**SHORT PROBLEM**
Find the line containing "Give me the". Quote it and every line after it, exactly, through the end; skip pictures.
┄┄┄┄┄┄┄┄┄┄
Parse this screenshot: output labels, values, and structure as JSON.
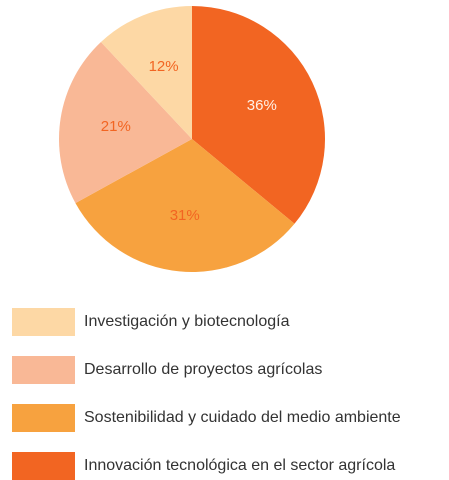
{
  "chart_data": {
    "type": "pie",
    "categories": [
      "Investigación y biotecnología",
      "Desarrollo de proyectos agrícolas",
      "Sostenibilidad y cuidado del medio ambiente",
      "Innovación tecnológica en el sector agrícola"
    ],
    "values": [
      12,
      21,
      31,
      36
    ],
    "value_labels": [
      "12%",
      "21%",
      "31%",
      "36%"
    ],
    "colors": [
      "#fdd8a5",
      "#f9b896",
      "#f7a23f",
      "#f26522"
    ],
    "legend": "bottom"
  }
}
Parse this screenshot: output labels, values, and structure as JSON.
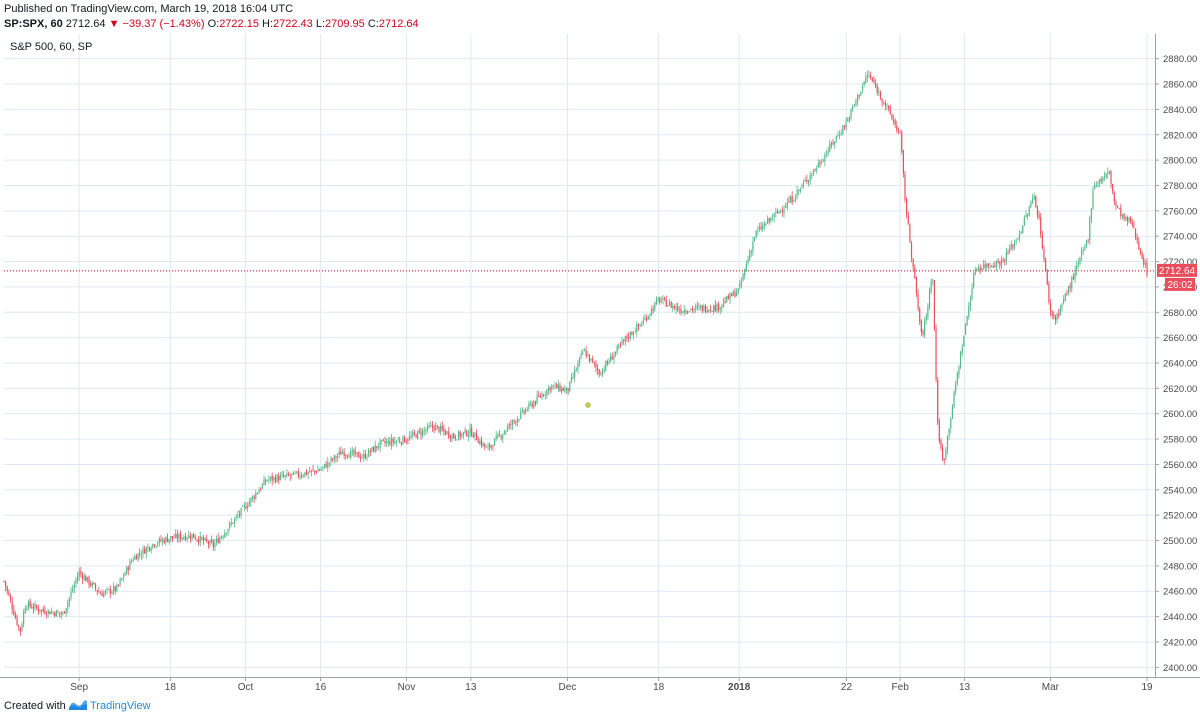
{
  "header": {
    "published": "Published on TradingView.com, March 19, 2018 16:04 UTC",
    "symbol": "SP:SPX, 60",
    "last": "2712.64",
    "arrow": "▼",
    "change": "−39.37 (−1.43%)",
    "open_label": "O:",
    "open": "2722.15",
    "high_label": "H:",
    "high": "2722.43",
    "low_label": "L:",
    "low": "2709.95",
    "close_label": "C:",
    "close": "2712.64"
  },
  "chart_label": "S&P 500, 60, SP",
  "price_tag": "2712.64",
  "countdown_tag": "26:02",
  "footer": {
    "created": "Created with",
    "brand": "TradingView"
  },
  "colors": {
    "up": "#53b987",
    "down": "#eb4d5c",
    "grid": "#dfe9f5",
    "axis": "#5d606b",
    "price_line": "#d0021b"
  },
  "chart_data": {
    "type": "candlestick",
    "title": "S&P 500, 60, SP",
    "ylim": [
      2390,
      2890
    ],
    "y_ticks": [
      2400,
      2420,
      2440,
      2460,
      2480,
      2500,
      2520,
      2540,
      2560,
      2580,
      2600,
      2620,
      2640,
      2660,
      2680,
      2700,
      2720,
      2740,
      2760,
      2780,
      2800,
      2820,
      2840,
      2860,
      2880
    ],
    "x_range": [
      "2017-08-18",
      "2018-03-19"
    ],
    "x_ticks": [
      {
        "date": "2017-09-01",
        "label": "Sep"
      },
      {
        "date": "2017-09-18",
        "label": "18"
      },
      {
        "date": "2017-10-02",
        "label": "Oct"
      },
      {
        "date": "2017-10-16",
        "label": "16"
      },
      {
        "date": "2017-11-01",
        "label": "Nov"
      },
      {
        "date": "2017-11-13",
        "label": "13"
      },
      {
        "date": "2017-12-01",
        "label": "Dec"
      },
      {
        "date": "2017-12-18",
        "label": "18"
      },
      {
        "date": "2018-01-02",
        "label": "2018"
      },
      {
        "date": "2018-01-22",
        "label": "22"
      },
      {
        "date": "2018-02-01",
        "label": "Feb"
      },
      {
        "date": "2018-02-13",
        "label": "13"
      },
      {
        "date": "2018-03-01",
        "label": "Mar"
      },
      {
        "date": "2018-03-19",
        "label": "19"
      }
    ],
    "price_path": [
      [
        "2017-08-18",
        2468
      ],
      [
        "2017-08-21",
        2428
      ],
      [
        "2017-08-22",
        2450
      ],
      [
        "2017-08-25",
        2445
      ],
      [
        "2017-08-29",
        2442
      ],
      [
        "2017-09-01",
        2475
      ],
      [
        "2017-09-05",
        2458
      ],
      [
        "2017-09-08",
        2462
      ],
      [
        "2017-09-11",
        2486
      ],
      [
        "2017-09-15",
        2498
      ],
      [
        "2017-09-18",
        2502
      ],
      [
        "2017-09-22",
        2504
      ],
      [
        "2017-09-26",
        2496
      ],
      [
        "2017-10-02",
        2527
      ],
      [
        "2017-10-06",
        2548
      ],
      [
        "2017-10-12",
        2552
      ],
      [
        "2017-10-16",
        2556
      ],
      [
        "2017-10-20",
        2570
      ],
      [
        "2017-10-24",
        2566
      ],
      [
        "2017-10-27",
        2576
      ],
      [
        "2017-11-01",
        2580
      ],
      [
        "2017-11-06",
        2590
      ],
      [
        "2017-11-10",
        2582
      ],
      [
        "2017-11-13",
        2586
      ],
      [
        "2017-11-16",
        2572
      ],
      [
        "2017-11-21",
        2594
      ],
      [
        "2017-11-28",
        2622
      ],
      [
        "2017-12-01",
        2618
      ],
      [
        "2017-12-04",
        2650
      ],
      [
        "2017-12-07",
        2632
      ],
      [
        "2017-12-12",
        2660
      ],
      [
        "2017-12-15",
        2672
      ],
      [
        "2017-12-18",
        2690
      ],
      [
        "2017-12-22",
        2682
      ],
      [
        "2017-12-29",
        2684
      ],
      [
        "2018-01-02",
        2698
      ],
      [
        "2018-01-05",
        2742
      ],
      [
        "2018-01-12",
        2770
      ],
      [
        "2018-01-17",
        2798
      ],
      [
        "2018-01-22",
        2830
      ],
      [
        "2018-01-26",
        2868
      ],
      [
        "2018-01-29",
        2846
      ],
      [
        "2018-02-01",
        2820
      ],
      [
        "2018-02-02",
        2765
      ],
      [
        "2018-02-05",
        2660
      ],
      [
        "2018-02-06",
        2680
      ],
      [
        "2018-02-07",
        2715
      ],
      [
        "2018-02-08",
        2590
      ],
      [
        "2018-02-09",
        2560
      ],
      [
        "2018-02-12",
        2640
      ],
      [
        "2018-02-15",
        2715
      ],
      [
        "2018-02-20",
        2720
      ],
      [
        "2018-02-23",
        2740
      ],
      [
        "2018-02-26",
        2772
      ],
      [
        "2018-02-27",
        2750
      ],
      [
        "2018-03-01",
        2680
      ],
      [
        "2018-03-02",
        2675
      ],
      [
        "2018-03-05",
        2705
      ],
      [
        "2018-03-08",
        2738
      ],
      [
        "2018-03-09",
        2780
      ],
      [
        "2018-03-12",
        2790
      ],
      [
        "2018-03-13",
        2765
      ],
      [
        "2018-03-15",
        2752
      ],
      [
        "2018-03-16",
        2752
      ],
      [
        "2018-03-19",
        2712
      ]
    ],
    "last_price": 2712.64
  }
}
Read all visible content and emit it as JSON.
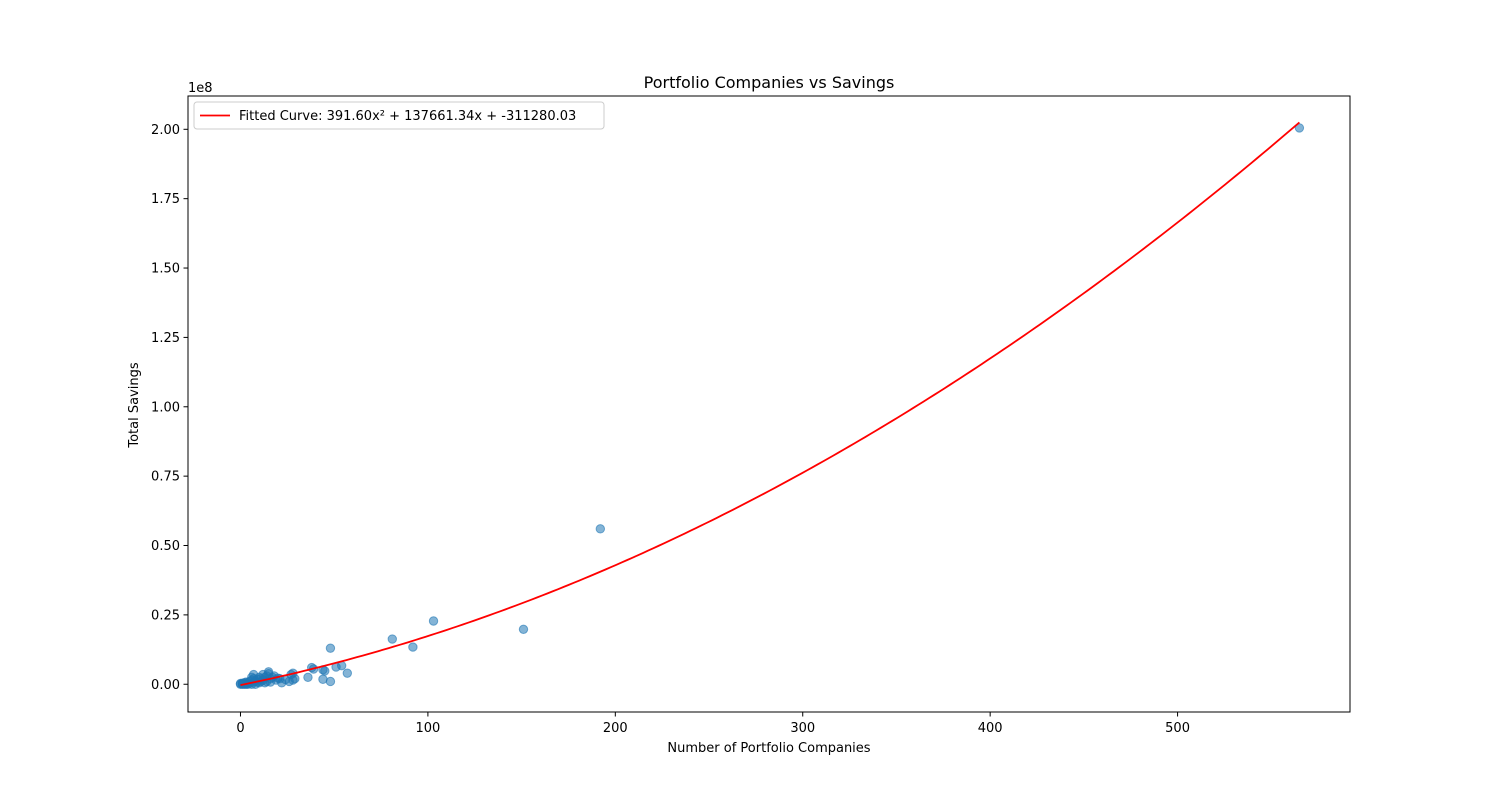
{
  "chart_data": {
    "type": "scatter",
    "title": "Portfolio Companies vs Savings",
    "xlabel": "Number of Portfolio Companies",
    "ylabel": "Total Savings",
    "y_offset_label": "1e8",
    "xlim": [
      -28,
      592
    ],
    "ylim": [
      -0.1,
      2.12
    ],
    "y_unit_scale": 100000000,
    "xticks": [
      0,
      100,
      200,
      300,
      400,
      500
    ],
    "xtick_labels": [
      "0",
      "100",
      "200",
      "300",
      "400",
      "500"
    ],
    "yticks": [
      0,
      0.25,
      0.5,
      0.75,
      1.0,
      1.25,
      1.5,
      1.75,
      2.0
    ],
    "ytick_labels": [
      "0.00",
      "0.25",
      "0.50",
      "0.75",
      "1.00",
      "1.25",
      "1.50",
      "1.75",
      "2.00"
    ],
    "grid": false,
    "legend_position": "top-left",
    "point_color": "#1f77b4",
    "curve_color": "#ff0000",
    "fit": {
      "label": "Fitted Curve: 391.60x² + 137661.34x + -311280.03",
      "a": 391.6,
      "b": 137661.34,
      "c": -311280.03,
      "x_range": [
        0,
        565
      ]
    },
    "points": [
      [
        565,
        2.005
      ],
      [
        192,
        0.56
      ],
      [
        103,
        0.228
      ],
      [
        151,
        0.198
      ],
      [
        81,
        0.163
      ],
      [
        92,
        0.134
      ],
      [
        48,
        0.13
      ],
      [
        54,
        0.067
      ],
      [
        51,
        0.062
      ],
      [
        38,
        0.06
      ],
      [
        39,
        0.055
      ],
      [
        44,
        0.052
      ],
      [
        45,
        0.048
      ],
      [
        57,
        0.04
      ],
      [
        44,
        0.018
      ],
      [
        48,
        0.01
      ],
      [
        36,
        0.025
      ],
      [
        28,
        0.04
      ],
      [
        27,
        0.035
      ],
      [
        29,
        0.02
      ],
      [
        28,
        0.015
      ],
      [
        24,
        0.017
      ],
      [
        22,
        0.005
      ],
      [
        20,
        0.022
      ],
      [
        18,
        0.03
      ],
      [
        17,
        0.025
      ],
      [
        16,
        0.02
      ],
      [
        15,
        0.045
      ],
      [
        15,
        0.038
      ],
      [
        14,
        0.03
      ],
      [
        14,
        0.01
      ],
      [
        13,
        0.025
      ],
      [
        12,
        0.035
      ],
      [
        12,
        0.015
      ],
      [
        11,
        0.02
      ],
      [
        11,
        0.01
      ],
      [
        10,
        0.005
      ],
      [
        10,
        0.025
      ],
      [
        9,
        0.018
      ],
      [
        9,
        0.008
      ],
      [
        8,
        0.012
      ],
      [
        8,
        0.0
      ],
      [
        7,
        0.035
      ],
      [
        7,
        0.02
      ],
      [
        7,
        0.008
      ],
      [
        6,
        0.015
      ],
      [
        6,
        0.0
      ],
      [
        5,
        0.01
      ],
      [
        5,
        0.004
      ],
      [
        4,
        0.006
      ],
      [
        4,
        0.0
      ],
      [
        3,
        0.008
      ],
      [
        3,
        0.002
      ],
      [
        3,
        0.0
      ],
      [
        2,
        0.005
      ],
      [
        2,
        0.0
      ],
      [
        2,
        0.003
      ],
      [
        1,
        0.0
      ],
      [
        1,
        0.004
      ],
      [
        1,
        0.002
      ],
      [
        0,
        0.0
      ],
      [
        0,
        0.003
      ],
      [
        6,
        0.025
      ],
      [
        13,
        0.005
      ],
      [
        16,
        0.008
      ],
      [
        19,
        0.015
      ],
      [
        21,
        0.02
      ],
      [
        26,
        0.01
      ]
    ]
  }
}
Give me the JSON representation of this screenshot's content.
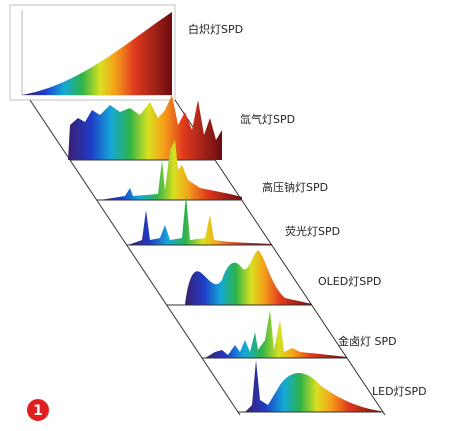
{
  "labels": [
    "白炽灯SPD",
    "氙气灯SPD",
    "高压钠灯SPD",
    "荧光灯SPD",
    "OLED灯SPD",
    "金卤灯 SPD",
    "LED灯SPD"
  ],
  "badge": "1"
}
┄┄┄┄┄┄┄┄┄┄
**ANSWER TO THE EXERCISE**
Give me the JSON representation of this screenshot's content.
{
  "labels": [
    "白炽灯SPD",
    "氙气灯SPD",
    "高压钠灯SPD",
    "荧光灯SPD",
    "OLED灯SPD",
    "金卤灯 SPD",
    "LED灯SPD"
  ],
  "badge": "1"
}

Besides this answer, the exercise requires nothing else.